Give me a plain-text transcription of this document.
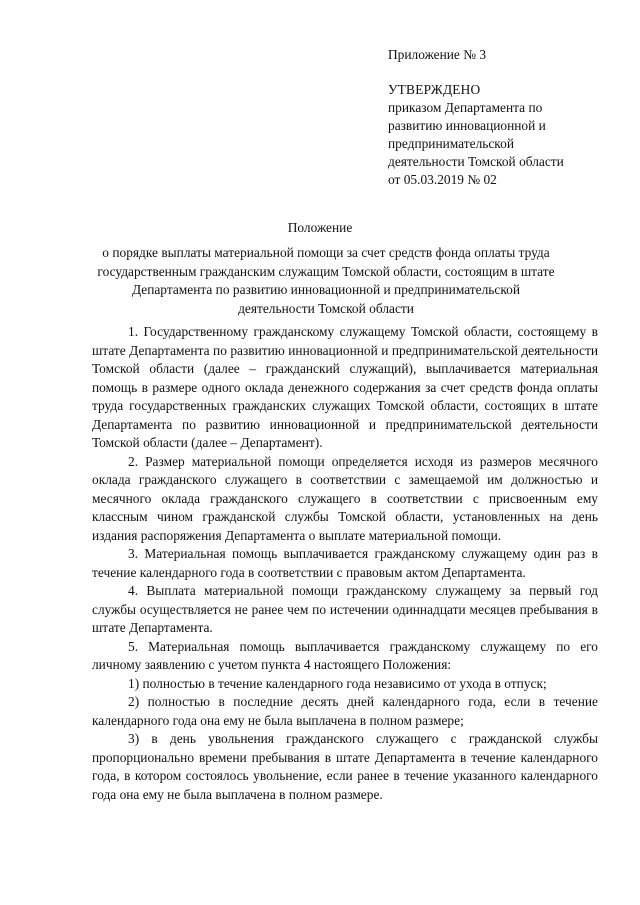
Приложение № 3
УТВЕРЖДЕНО
приказом Департамента по
развитию инновационной и
предпринимательской
деятельности Томской области
от 05.03.2019 № 02
Положение
о порядке выплаты материальной помощи за счет средств фонда оплаты труда государственным гражданским служащим Томской области, состоящим в штате Департамента по развитию инновационной и предпринимательской деятельности Томской области

1. Государственному гражданскому служащему Томской области, состоящему в штате Департамента по развитию инновационной и предпринимательской деятельности Томской области (далее – гражданский служащий), выплачивается материальная помощь в размере одного оклада денежного содержания за счет средств фонда оплаты труда государственных гражданских служащих Томской области, состоящих в штате Департамента по развитию инновационной и предпринимательской деятельности Томской области (далее – Департамент).

2. Размер материальной помощи определяется исходя из размеров месячного оклада гражданского служащего в соответствии с замещаемой им должностью и месячного оклада гражданского служащего в соответствии с присвоенным ему классным чином гражданской службы Томской области, установленных на день издания распоряжения Департамента о выплате материальной помощи.

3. Материальная помощь выплачивается гражданскому служащему один раз в течение календарного года в соответствии с правовым актом Департамента.

4. Выплата материальной помощи гражданскому служащему за первый год службы осуществляется не ранее чем по истечении одиннадцати месяцев пребывания в штате Департамента.

5. Материальная помощь выплачивается гражданскому служащему по его личному заявлению с учетом пункта 4 настоящего Положения:

1) полностью в течение календарного года независимо от ухода в отпуск;

2) полностью в последние десять дней календарного года, если в течение календарного года она ему не была выплачена в полном размере;

3) в день увольнения гражданского служащего с гражданской службы пропорционально времени пребывания в штате Департамента в течение календарного года, в котором состоялось увольнение, если ранее в течение указанного календарного года она ему не была выплачена в полном размере.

What this task involves:
Reproduce the records, all of them, word for word; omit the pictures.

Full answer:
Give me a plain-text transcription of this document.
Приложение № 3
УТВЕРЖДЕНО
приказом Департамента по
развитию инновационной и
предпринимательской
деятельности Томской области
от 05.03.2019 № 02
Положение
о порядке выплаты материальной помощи за счет средств фонда оплаты труда государственным гражданским служащим Томской области, состоящим в штате Департамента по развитию инновационной и предпринимательской деятельности Томской области

1. Государственному гражданскому служащему Томской области, состоящему в штате Департамента по развитию инновационной и предпринимательской деятельности Томской области (далее – гражданский служащий), выплачивается материальная помощь в размере одного оклада денежного содержания за счет средств фонда оплаты труда государственных гражданских служащих Томской области, состоящих в штате Департамента по развитию инновационной и предпринимательской деятельности Томской области (далее – Департамент).

2. Размер материальной помощи определяется исходя из размеров месячного оклада гражданского служащего в соответствии с замещаемой им должностью и месячного оклада гражданского служащего в соответствии с присвоенным ему классным чином гражданской службы Томской области, установленных на день издания распоряжения Департамента о выплате материальной помощи.

3. Материальная помощь выплачивается гражданскому служащему один раз в течение календарного года в соответствии с правовым актом Департамента.

4. Выплата материальной помощи гражданскому служащему за первый год службы осуществляется не ранее чем по истечении одиннадцати месяцев пребывания в штате Департамента.

5. Материальная помощь выплачивается гражданскому служащему по его личному заявлению с учетом пункта 4 настоящего Положения:

1) полностью в течение календарного года независимо от ухода в отпуск;

2) полностью в последние десять дней календарного года, если в течение календарного года она ему не была выплачена в полном размере;

3) в день увольнения гражданского служащего с гражданской службы пропорционально времени пребывания в штате Департамента в течение календарного года, в котором состоялось увольнение, если ранее в течение указанного календарного года она ему не была выплачена в полном размере.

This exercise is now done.